ENTRIES –
## BEGIN

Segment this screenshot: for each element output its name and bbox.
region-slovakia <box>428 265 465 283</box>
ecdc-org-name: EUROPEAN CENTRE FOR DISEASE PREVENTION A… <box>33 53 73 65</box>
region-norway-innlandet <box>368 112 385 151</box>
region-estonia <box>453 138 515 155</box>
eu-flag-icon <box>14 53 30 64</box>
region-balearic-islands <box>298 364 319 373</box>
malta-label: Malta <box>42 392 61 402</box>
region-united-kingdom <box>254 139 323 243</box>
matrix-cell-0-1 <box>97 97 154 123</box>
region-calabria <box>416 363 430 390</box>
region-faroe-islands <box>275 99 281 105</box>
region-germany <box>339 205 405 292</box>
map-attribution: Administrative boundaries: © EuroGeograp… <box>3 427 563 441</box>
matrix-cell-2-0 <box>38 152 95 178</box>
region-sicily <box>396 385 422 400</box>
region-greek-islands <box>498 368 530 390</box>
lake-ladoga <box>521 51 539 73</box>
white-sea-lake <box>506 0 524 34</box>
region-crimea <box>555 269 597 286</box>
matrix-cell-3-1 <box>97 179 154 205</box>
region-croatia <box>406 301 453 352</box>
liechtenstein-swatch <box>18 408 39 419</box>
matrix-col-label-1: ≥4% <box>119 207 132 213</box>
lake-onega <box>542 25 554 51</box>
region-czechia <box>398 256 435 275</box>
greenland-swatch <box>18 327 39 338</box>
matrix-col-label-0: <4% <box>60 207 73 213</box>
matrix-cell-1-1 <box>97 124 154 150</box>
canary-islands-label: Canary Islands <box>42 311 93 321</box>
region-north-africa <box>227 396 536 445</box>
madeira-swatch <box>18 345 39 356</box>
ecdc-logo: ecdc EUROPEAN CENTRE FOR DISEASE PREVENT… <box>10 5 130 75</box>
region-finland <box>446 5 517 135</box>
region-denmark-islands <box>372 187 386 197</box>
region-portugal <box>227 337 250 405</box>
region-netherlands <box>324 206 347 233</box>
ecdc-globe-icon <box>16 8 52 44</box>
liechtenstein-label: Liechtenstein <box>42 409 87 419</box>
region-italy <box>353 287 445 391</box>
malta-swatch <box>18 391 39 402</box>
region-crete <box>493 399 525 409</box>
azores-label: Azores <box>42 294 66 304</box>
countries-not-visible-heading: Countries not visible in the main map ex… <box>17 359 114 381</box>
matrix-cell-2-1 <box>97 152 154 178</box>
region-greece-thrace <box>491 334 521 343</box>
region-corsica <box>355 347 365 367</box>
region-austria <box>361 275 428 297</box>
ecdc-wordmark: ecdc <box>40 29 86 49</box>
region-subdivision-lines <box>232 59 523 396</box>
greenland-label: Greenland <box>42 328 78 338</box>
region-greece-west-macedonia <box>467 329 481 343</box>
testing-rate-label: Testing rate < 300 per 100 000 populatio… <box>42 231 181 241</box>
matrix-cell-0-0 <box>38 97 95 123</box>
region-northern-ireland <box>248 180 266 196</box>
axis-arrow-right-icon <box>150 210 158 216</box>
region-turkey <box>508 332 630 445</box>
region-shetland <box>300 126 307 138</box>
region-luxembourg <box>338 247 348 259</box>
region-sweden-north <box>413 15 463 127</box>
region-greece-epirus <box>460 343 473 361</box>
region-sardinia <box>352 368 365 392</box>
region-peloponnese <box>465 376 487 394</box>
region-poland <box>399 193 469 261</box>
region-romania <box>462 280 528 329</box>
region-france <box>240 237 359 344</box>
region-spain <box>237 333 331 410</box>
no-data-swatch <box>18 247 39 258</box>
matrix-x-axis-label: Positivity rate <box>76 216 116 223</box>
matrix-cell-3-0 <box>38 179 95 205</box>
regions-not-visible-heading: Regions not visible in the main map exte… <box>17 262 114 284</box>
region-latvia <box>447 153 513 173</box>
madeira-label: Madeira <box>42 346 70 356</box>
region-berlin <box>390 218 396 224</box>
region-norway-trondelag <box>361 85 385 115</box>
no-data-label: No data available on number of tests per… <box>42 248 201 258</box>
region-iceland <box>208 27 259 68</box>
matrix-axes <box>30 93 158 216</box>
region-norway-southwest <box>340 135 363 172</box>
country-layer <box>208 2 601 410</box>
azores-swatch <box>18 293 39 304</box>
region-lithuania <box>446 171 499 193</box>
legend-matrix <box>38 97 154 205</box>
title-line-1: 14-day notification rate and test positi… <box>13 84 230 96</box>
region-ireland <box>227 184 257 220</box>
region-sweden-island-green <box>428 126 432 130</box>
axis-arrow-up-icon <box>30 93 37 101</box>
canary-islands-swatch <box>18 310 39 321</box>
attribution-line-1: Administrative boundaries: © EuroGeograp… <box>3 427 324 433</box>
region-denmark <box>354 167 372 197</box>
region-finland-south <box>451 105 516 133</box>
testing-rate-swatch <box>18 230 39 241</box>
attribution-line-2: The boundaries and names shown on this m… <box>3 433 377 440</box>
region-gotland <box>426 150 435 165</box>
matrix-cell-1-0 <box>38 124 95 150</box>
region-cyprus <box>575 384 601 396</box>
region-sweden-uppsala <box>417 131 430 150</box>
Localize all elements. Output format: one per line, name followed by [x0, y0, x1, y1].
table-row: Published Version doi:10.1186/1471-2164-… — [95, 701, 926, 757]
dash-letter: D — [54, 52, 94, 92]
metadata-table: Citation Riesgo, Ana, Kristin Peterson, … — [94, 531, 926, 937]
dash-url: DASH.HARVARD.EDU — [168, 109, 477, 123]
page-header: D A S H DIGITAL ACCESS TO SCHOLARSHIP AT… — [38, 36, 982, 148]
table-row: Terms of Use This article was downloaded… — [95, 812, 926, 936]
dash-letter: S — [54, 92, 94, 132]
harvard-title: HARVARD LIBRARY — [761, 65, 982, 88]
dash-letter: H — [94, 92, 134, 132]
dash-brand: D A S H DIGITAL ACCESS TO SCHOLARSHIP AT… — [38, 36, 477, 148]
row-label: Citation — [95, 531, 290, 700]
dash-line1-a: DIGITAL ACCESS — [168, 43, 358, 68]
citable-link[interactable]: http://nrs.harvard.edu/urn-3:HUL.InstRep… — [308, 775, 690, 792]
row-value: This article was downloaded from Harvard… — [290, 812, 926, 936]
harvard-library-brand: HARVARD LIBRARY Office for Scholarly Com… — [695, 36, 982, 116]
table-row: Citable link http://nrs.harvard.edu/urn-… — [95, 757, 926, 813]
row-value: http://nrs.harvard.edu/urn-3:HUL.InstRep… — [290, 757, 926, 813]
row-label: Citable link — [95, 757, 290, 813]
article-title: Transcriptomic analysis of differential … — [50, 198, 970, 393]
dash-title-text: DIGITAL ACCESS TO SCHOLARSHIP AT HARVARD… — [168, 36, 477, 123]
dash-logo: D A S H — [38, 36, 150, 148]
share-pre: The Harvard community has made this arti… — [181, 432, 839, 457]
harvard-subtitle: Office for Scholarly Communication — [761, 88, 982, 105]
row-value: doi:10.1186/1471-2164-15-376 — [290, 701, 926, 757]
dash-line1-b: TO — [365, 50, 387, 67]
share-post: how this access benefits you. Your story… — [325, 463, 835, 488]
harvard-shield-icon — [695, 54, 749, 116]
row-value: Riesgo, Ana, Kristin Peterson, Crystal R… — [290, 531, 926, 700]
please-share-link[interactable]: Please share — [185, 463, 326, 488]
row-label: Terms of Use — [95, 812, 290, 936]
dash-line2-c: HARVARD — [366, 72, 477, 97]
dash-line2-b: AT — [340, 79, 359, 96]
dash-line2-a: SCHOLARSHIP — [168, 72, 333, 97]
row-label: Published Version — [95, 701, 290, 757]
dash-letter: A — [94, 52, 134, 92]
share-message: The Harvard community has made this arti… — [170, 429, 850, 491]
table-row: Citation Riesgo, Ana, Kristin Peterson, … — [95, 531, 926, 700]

## END

EXERCISE PROMPT – Please copy the records word for word, starting at their very beginning and going on through the line that contains "region-balearic-islands <box>298 364".

FULL ANSWER –
Segment this screenshot: for each element output its name and bbox.
region-slovakia <box>428 265 465 283</box>
ecdc-org-name: EUROPEAN CENTRE FOR DISEASE PREVENTION A… <box>33 53 73 65</box>
region-norway-innlandet <box>368 112 385 151</box>
region-estonia <box>453 138 515 155</box>
eu-flag-icon <box>14 53 30 64</box>
region-balearic-islands <box>298 364 319 373</box>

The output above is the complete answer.